## WHAT YOU NEED TO DO
Extract all lines containing "level".

## RECORD EXTRACTS
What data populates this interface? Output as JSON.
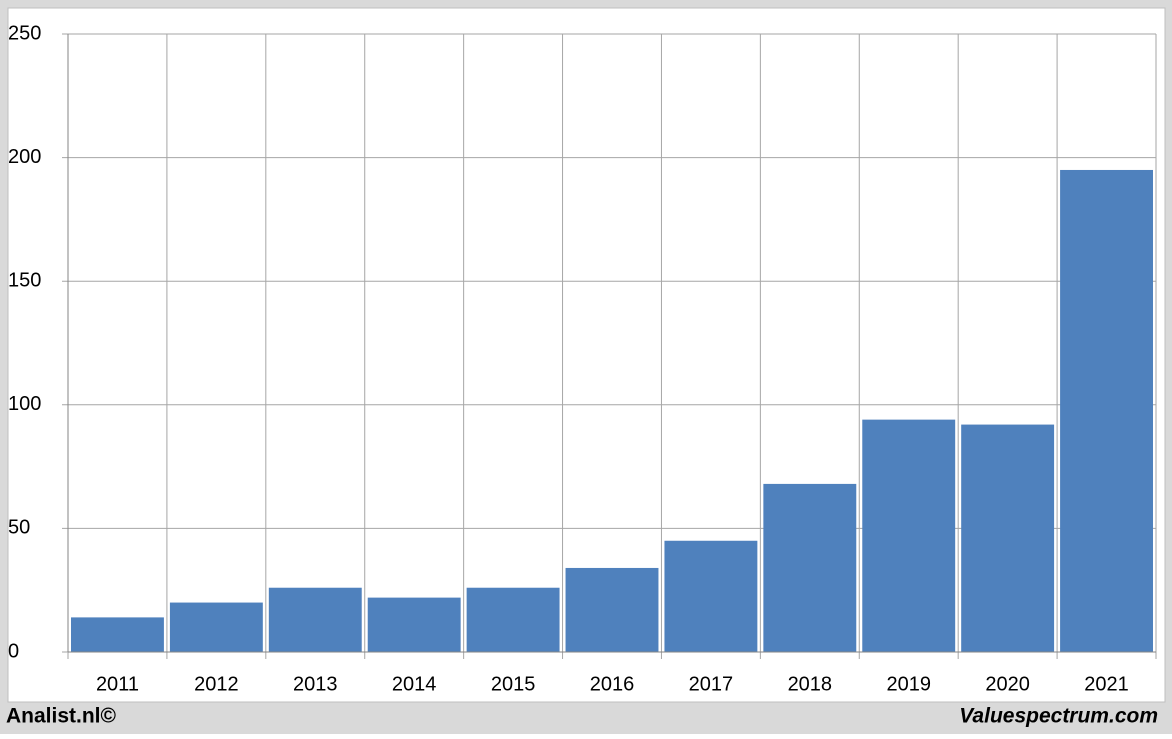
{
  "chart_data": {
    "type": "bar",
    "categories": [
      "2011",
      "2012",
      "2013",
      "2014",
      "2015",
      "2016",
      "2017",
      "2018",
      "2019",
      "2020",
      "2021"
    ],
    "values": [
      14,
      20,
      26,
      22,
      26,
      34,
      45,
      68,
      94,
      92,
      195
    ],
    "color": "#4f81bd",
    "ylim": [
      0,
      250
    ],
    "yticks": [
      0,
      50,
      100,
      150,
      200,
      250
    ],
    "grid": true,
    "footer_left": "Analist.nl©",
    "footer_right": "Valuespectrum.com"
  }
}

==

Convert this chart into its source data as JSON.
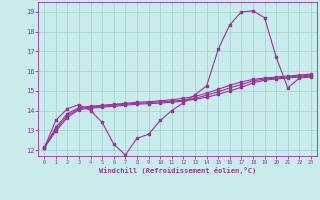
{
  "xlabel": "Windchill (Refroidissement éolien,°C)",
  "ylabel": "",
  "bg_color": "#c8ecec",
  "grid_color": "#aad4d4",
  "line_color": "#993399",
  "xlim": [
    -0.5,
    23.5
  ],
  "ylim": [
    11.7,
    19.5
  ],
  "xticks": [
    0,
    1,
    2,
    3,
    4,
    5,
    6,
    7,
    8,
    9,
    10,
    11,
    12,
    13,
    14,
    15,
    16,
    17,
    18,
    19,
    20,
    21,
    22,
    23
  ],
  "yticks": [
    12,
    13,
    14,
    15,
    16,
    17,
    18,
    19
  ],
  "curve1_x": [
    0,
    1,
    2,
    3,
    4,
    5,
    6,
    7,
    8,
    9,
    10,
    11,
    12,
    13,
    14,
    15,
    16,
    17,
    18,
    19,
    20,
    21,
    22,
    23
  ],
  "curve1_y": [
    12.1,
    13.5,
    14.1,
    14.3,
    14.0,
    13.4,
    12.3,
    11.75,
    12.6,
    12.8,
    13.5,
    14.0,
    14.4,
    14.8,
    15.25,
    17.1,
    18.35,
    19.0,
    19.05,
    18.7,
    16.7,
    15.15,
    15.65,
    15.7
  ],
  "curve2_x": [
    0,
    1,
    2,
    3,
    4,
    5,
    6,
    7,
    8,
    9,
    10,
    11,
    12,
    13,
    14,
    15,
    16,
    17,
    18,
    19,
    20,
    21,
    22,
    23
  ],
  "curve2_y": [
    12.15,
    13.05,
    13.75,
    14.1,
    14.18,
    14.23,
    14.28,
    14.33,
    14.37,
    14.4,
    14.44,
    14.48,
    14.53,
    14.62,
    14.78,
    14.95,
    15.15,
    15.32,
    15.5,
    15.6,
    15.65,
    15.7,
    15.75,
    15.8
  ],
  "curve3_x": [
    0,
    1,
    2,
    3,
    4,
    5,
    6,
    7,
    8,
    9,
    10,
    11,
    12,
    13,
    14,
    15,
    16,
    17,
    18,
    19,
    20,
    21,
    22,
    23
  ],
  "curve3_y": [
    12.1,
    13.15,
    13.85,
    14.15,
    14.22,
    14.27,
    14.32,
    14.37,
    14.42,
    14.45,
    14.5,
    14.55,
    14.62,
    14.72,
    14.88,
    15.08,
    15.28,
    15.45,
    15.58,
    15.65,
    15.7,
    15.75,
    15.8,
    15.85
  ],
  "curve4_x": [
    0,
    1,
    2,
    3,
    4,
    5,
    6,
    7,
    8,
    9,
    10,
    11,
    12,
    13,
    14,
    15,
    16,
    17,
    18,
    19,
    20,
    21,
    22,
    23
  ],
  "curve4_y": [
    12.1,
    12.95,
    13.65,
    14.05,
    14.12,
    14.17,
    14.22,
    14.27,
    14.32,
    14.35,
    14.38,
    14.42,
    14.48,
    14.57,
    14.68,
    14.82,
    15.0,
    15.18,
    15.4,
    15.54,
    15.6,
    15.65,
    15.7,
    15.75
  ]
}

* * *

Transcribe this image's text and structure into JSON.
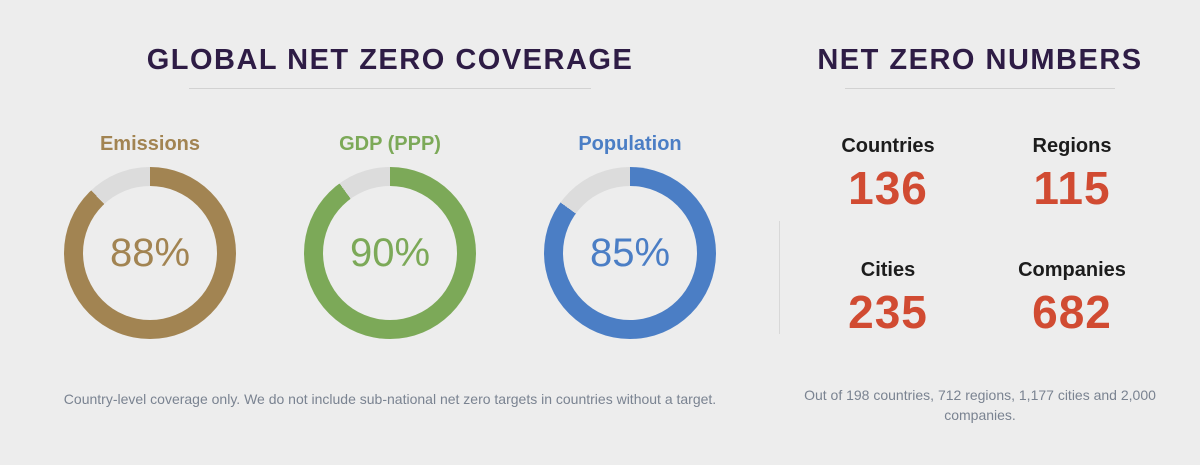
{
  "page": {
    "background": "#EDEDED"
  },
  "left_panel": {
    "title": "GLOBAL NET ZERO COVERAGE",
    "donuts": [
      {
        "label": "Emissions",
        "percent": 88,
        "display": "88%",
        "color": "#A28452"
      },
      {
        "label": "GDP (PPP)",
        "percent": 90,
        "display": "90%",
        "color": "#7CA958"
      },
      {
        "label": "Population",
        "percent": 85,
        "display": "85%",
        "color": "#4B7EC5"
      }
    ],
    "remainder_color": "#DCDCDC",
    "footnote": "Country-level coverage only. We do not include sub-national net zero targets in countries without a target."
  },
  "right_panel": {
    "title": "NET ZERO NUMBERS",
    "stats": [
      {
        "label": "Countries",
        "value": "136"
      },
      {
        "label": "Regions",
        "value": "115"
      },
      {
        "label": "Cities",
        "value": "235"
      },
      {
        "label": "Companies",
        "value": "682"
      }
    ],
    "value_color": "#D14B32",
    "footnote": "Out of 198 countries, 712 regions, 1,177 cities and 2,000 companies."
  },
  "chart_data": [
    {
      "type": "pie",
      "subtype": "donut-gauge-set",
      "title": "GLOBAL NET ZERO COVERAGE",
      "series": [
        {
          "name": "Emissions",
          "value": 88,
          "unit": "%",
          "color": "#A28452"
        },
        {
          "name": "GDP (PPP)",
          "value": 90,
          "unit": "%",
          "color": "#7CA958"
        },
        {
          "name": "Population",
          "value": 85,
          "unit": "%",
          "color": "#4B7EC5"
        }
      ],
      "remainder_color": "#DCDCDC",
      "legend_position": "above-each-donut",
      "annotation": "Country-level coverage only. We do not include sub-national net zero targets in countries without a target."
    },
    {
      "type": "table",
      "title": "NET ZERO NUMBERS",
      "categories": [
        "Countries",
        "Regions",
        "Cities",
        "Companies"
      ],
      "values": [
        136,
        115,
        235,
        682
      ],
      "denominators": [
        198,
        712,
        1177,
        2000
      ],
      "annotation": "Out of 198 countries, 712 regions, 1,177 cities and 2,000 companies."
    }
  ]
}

## CORRECT ANSWER
    "footnote": "Country-level coverage only. We do not include sub-national net zero targets in countries without a target."
      "annotation": "Country-level coverage only. We do not include sub-national net zero targets in countries without a target."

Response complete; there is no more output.